### WRITTEN TASK
Identify the lines that include the word "such", then copy all of them.

### RECORD LIST
------------------------------------
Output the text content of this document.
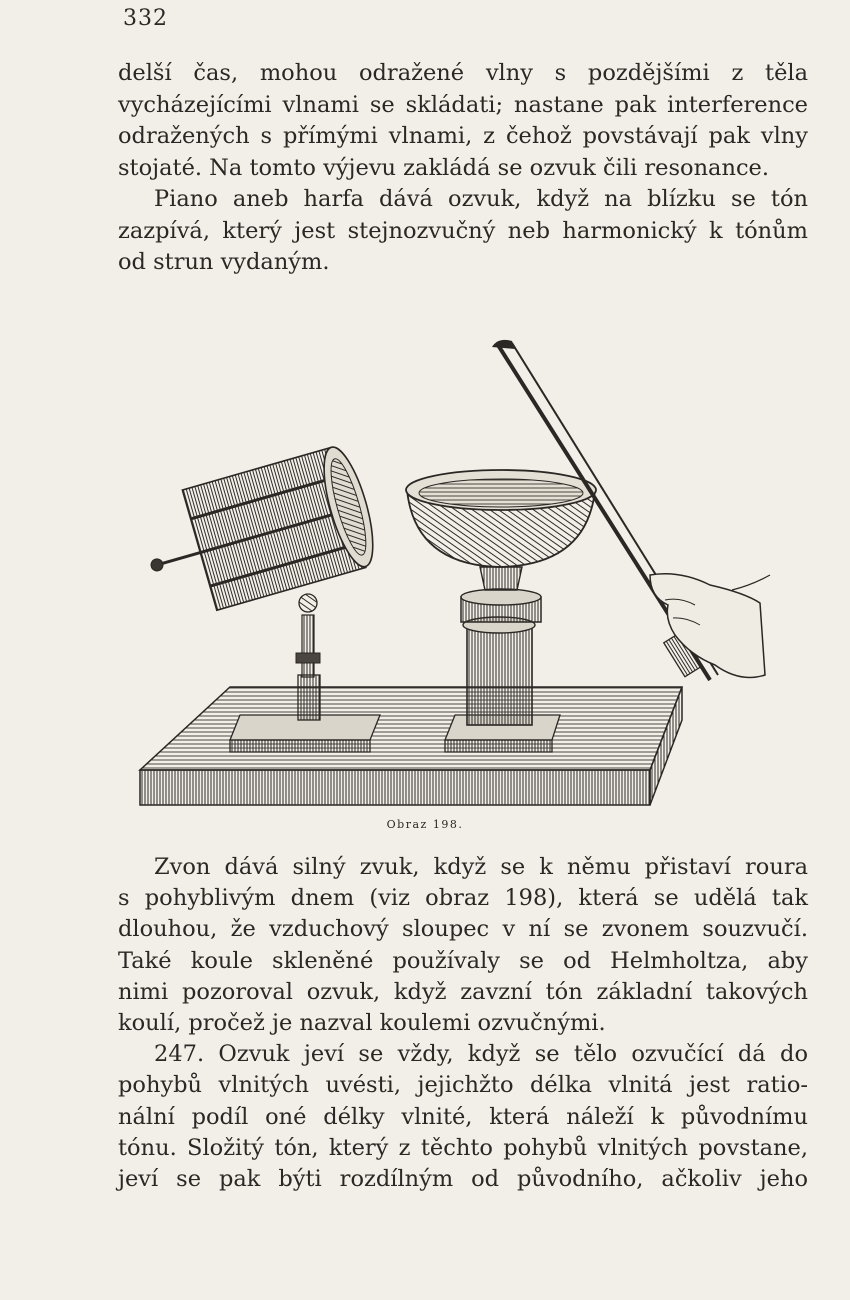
332
delší čas, mohou odražené vlny s pozdějšími z těla
vycházejícími vlnami se skládati; nastane pak interference
odražených s přímými vlnami, z čehož povstávají pak vlny
stojaté. Na tomto výjevu zakládá se ozvuk čili resonance.
Piano aneb harfa dává ozvuk, když na blízku se tón
zazpívá, který jest stejnozvučný neb harmonický k tónům
od strun vydaným.
Obraz 198.
Zvon dává silný zvuk, když se k němu přistaví roura
s pohyblivým dnem (viz obraz 198), která se udělá tak
dlouhou, že vzduchový sloupec v ní se zvonem souzvučí.
Také koule skleněné používaly se od Helmholtza, aby
nimi pozoroval ozvuk, když zavzní tón základní takových
koulí, pročež je nazval koulemi ozvučnými.
247. Ozvuk jeví se vždy, když se tělo ozvučící dá do
pohybů vlnitých uvésti, jejichžto délka vlnitá jest ratio-
nální podíl oné délky vlnité, která náleží k původnímu
tónu. Složitý tón, který z těchto pohybů vlnitých povstane,
jeví se pak býti rozdílným od původního, ačkoliv jeho
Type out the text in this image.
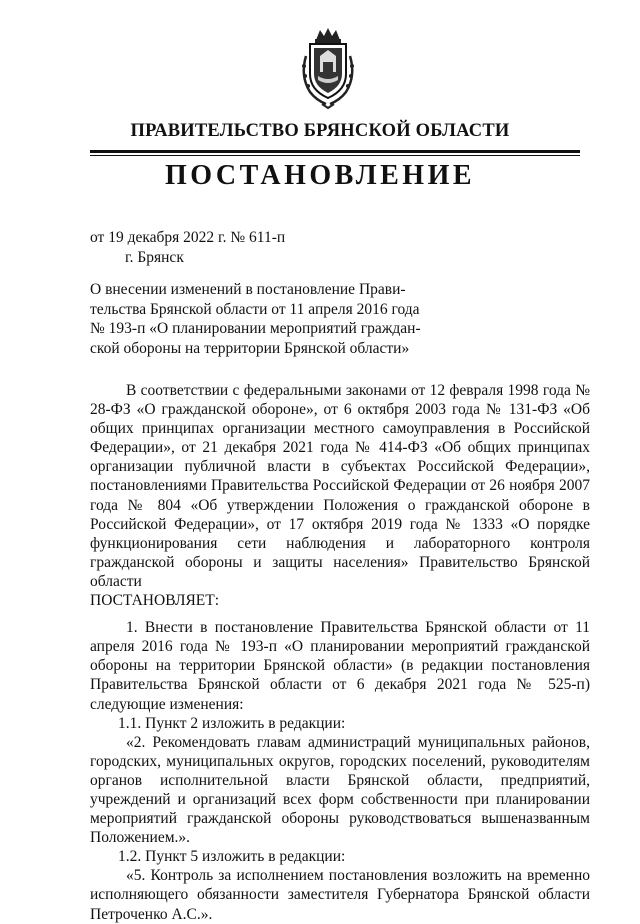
ПРАВИТЕЛЬСТВО БРЯНСКОЙ ОБЛАСТИ
ПОСТАНОВЛЕНИЕ
от 19 декабря 2022 г. № 611-п
г. Брянск
О внесении изменений в постановление Прави-
тельства Брянской области от 11 апреля 2016 года
№ 193-п «О планировании мероприятий граждан-
ской обороны на территории Брянской области»

В соответствии с федеральными законами от 12 февраля 1998 года № 28-ФЗ «О гражданской обороне», от 6 октября 2003 года № 131-ФЗ «Об общих принципах организации местного самоуправления в Российской Федерации», от 21 декабря 2021 года № 414-ФЗ «Об общих принципах организации публичной власти в субъектах Российской Федерации», постановлениями Правительства Российской Федерации от 26 ноября 2007 года № 804 «Об утверждении Положения о гражданской обороне в Российской Федерации», от 17 октября 2019 года № 1333 «О порядке функционирования сети наблюдения и лабораторного контроля гражданской обороны и защиты населения» Правительство Брянской области

ПОСТАНОВЛЯЕТ:

1. Внести в постановление Правительства Брянской области от 11 апреля 2016 года № 193-п «О планировании мероприятий гражданской обороны на территории Брянской области» (в редакции постановления Правительства Брянской области от 6 декабря 2021 года № 525-п) следующие изменения:

1.1. Пункт 2 изложить в редакции:

«2. Рекомендовать главам администраций муниципальных районов, городских, муниципальных округов, городских поселений, руководителям органов исполнительной власти Брянской области, предприятий, учреждений и организаций всех форм собственности при планировании мероприятий гражданской обороны руководствоваться вышеназванным Положением.».

1.2. Пункт 5 изложить в редакции:

«5. Контроль за исполнением постановления возложить на временно исполняющего обязанности заместителя Губернатора Брянской области Петроченко А.С.».
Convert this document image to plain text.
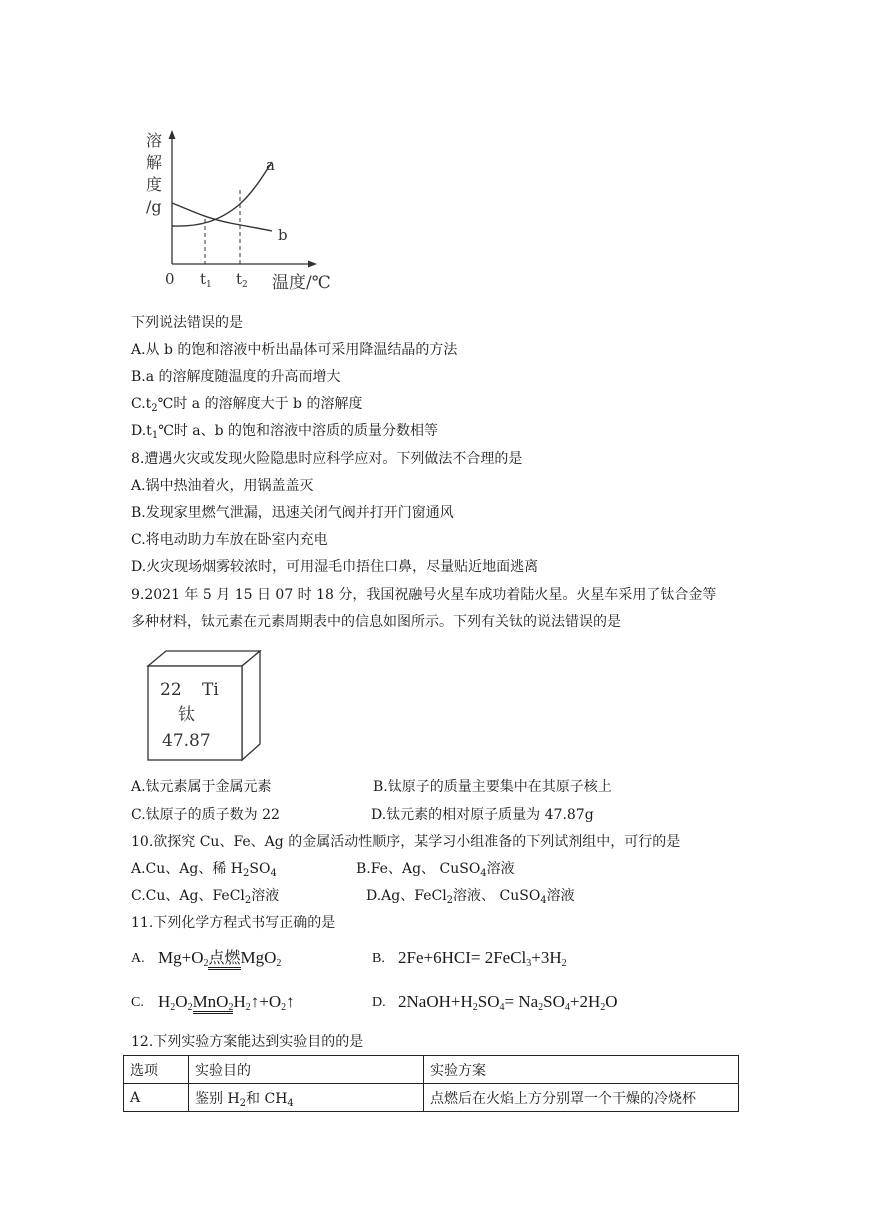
溶
解
度
/g
a
b
0 $t_1$ $t_2$ 温度/℃
下列说法错误的是
A.从 b 的饱和溶液中析出晶体可采用降温结晶的方法
B.a 的溶解度随温度的升高而增大
$C.t_2℃$时 a 的溶解度大于 b 的溶解度
$D.t_1℃$时 a、b 的饱和溶液中溶质的质量分数相等
8.遭遇火灾或发现火险隐患时应科学应对。下列做法不合理的是
A.锅中热油着火，用锅盖盖灭
B.发现家里燃气泄漏，迅速关闭气阀并打开门窗通风
C.将电动助力车放在卧室内充电
D.火灾现场烟雾较浓时，可用湿毛巾捂住口鼻，尽量贴近地面逃离
9.2021 年 5 月 15 日 07 时 18 分，我国祝融号火星车成功着陆火星。火星车采用了钛合金等
多种材料，钛元素在元素周期表中的信息如图所示。下列有关钛的说法错误的是
22 Ti
钛
47.87
A.钛元素属于金属元素	B.钛原子的质量主要集中在其原子核上
C.钛原子的质子数为 22	D.钛元素的相对原子质量为 47.87g
10.欲探究 Cu、Fe、Ag 的金属活动性顺序，某学习小组准备的下列试剂组中，可行的是
A.Cu、Ag、稀 $H_2SO_4$	B.Fe、Ag、 CuSO$_4$溶液
C.Cu、Ag、FeCl$_2$溶液	D.Ag、FeCl$_2$溶液、 CuSO$_4$溶液
11.下列化学方程式书写正确的是
A. $Mg+O_2$点燃MgO$_2$	B. $2Fe+6HCI= 2FeCl_3+3H_2$
C. $H_2O_2MnO_2H_2↑+O_2↑$	D. $2NaOH+H_2SO_4= Na_2SO_4+2H_2O$
12.下列实验方案能达到实验目的的是
选项	实验目的	实验方案
A	鉴别 $H_2$和 $CH_4$	点燃后在火焰上方分别罩一个干燥的冷烧杯
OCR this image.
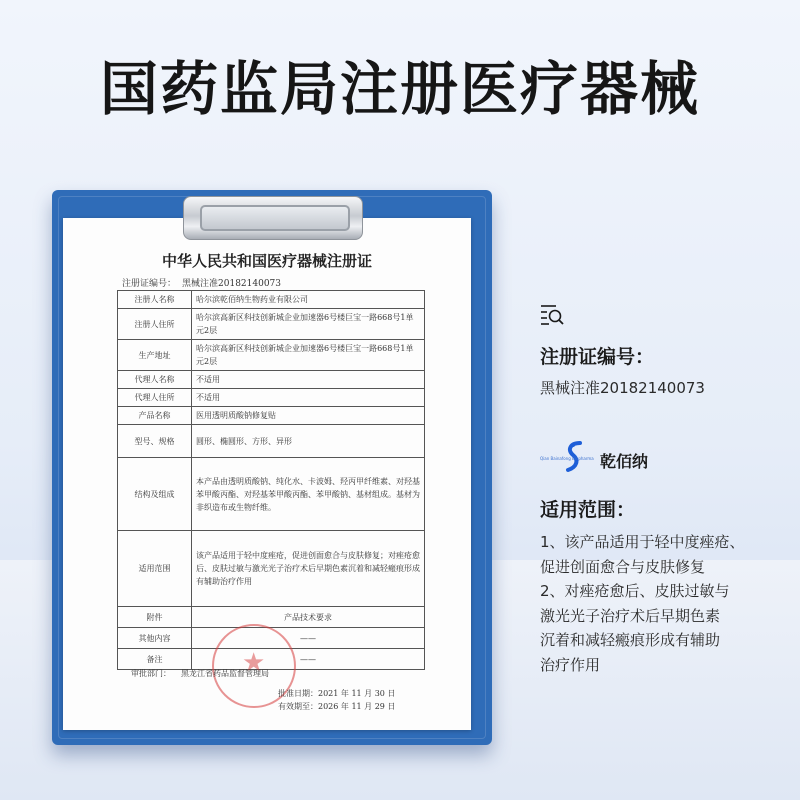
国药监局注册医疗器械
中华人民共和国医疗器械注册证
注册证编号： 黑械注准20182140073
注册人名称	哈尔滨乾佰纳生物药业有限公司
注册人住所	哈尔滨高新区科技创新城企业加速器6号楼巨宝一路668号1单元2层
生产地址	哈尔滨高新区科技创新城企业加速器6号楼巨宝一路668号1单元2层
代理人名称	不适用
代理人住所	不适用
产品名称	医用透明质酸钠修复贴
型号、规格	圆形、椭圆形、方形、异形
结构及组成	本产品由透明质酸钠、纯化水、卡波姆、羟丙甲纤维素、对羟基苯甲酸丙酯、对羟基苯甲酸丙酯、苯甲酸钠、基材组成。基材为非织造布或生物纤维。
适用范围	该产品适用于轻中度痤疮，促进创面愈合与皮肤修复；对痤疮愈后、皮肤过敏与激光光子治疗术后早期色素沉着和减轻瘢痕形成有辅助治疗作用
附件	产品技术要求
其他内容	——
备注	——
★
审批部门： 黑龙江省药品监督管理局
批准日期：2021 年 11 月 30 日
有效期至：2026 年 11 月 29 日
注册证编号：
黑械注准20182140073
Qian Bainafong Biopharma 乾佰纳
适用范围：
1、该产品适用于轻中度痤疮、
促进创面愈合与皮肤修复
2、对痤疮愈后、皮肤过敏与
激光光子治疗术后早期色素
沉着和减轻瘢痕形成有辅助
治疗作用
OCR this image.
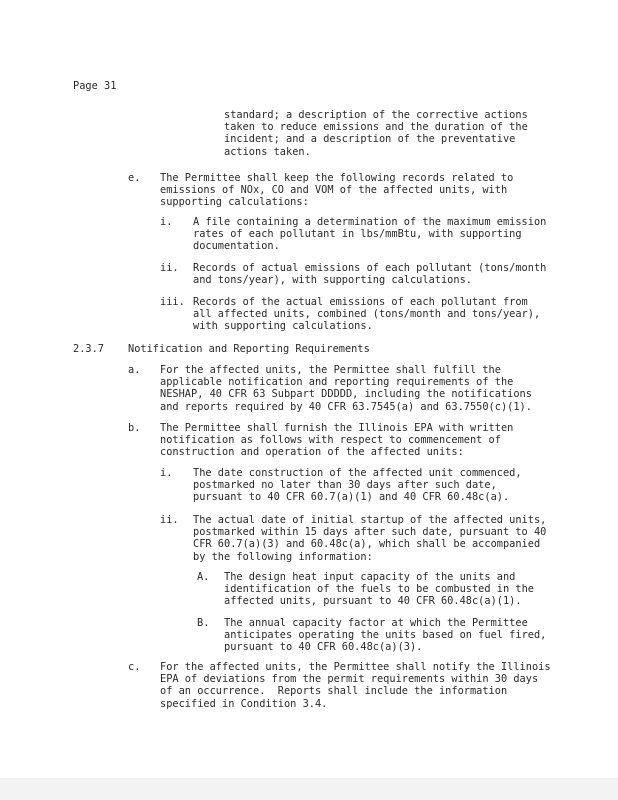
Page 31
standard; a description of the corrective actions
taken to reduce emissions and the duration of the
incident; and a description of the preventative
actions taken.
e. The Permittee shall keep the following records related to
emissions of NOx, CO and VOM of the affected units, with
supporting calculations:
i. A file containing a determination of the maximum emission
rates of each pollutant in lbs/mmBtu, with supporting
documentation.
ii. Records of actual emissions of each pollutant (tons/month
and tons/year), with supporting calculations.
iii. Records of the actual emissions of each pollutant from
all affected units, combined (tons/month and tons/year),
with supporting calculations.
2.3.7 Notification and Reporting Requirements
a. For the affected units, the Permittee shall fulfill the
applicable notification and reporting requirements of the
NESHAP, 40 CFR 63 Subpart DDDDD, including the notifications
and reports required by 40 CFR 63.7545(a) and 63.7550(c)(1).
b. The Permittee shall furnish the Illinois EPA with written
notification as follows with respect to commencement of
construction and operation of the affected units:
i. The date construction of the affected unit commenced,
postmarked no later than 30 days after such date,
pursuant to 40 CFR 60.7(a)(1) and 40 CFR 60.48c(a).
ii. The actual date of initial startup of the affected units,
postmarked within 15 days after such date, pursuant to 40
CFR 60.7(a)(3) and 60.48c(a), which shall be accompanied
by the following information:
A. The design heat input capacity of the units and
identification of the fuels to be combusted in the
affected units, pursuant to 40 CFR 60.48c(a)(1).
B. The annual capacity factor at which the Permittee
anticipates operating the units based on fuel fired,
pursuant to 40 CFR 60.48c(a)(3).
c. For the affected units, the Permittee shall notify the Illinois
EPA of deviations from the permit requirements within 30 days
of an occurrence.  Reports shall include the information
specified in Condition 3.4.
------------------------------------
### EXERCISE SOLUTION
postmarked no later than 30 days after such date,
postmarked within 15 days after such date, pursuant to 40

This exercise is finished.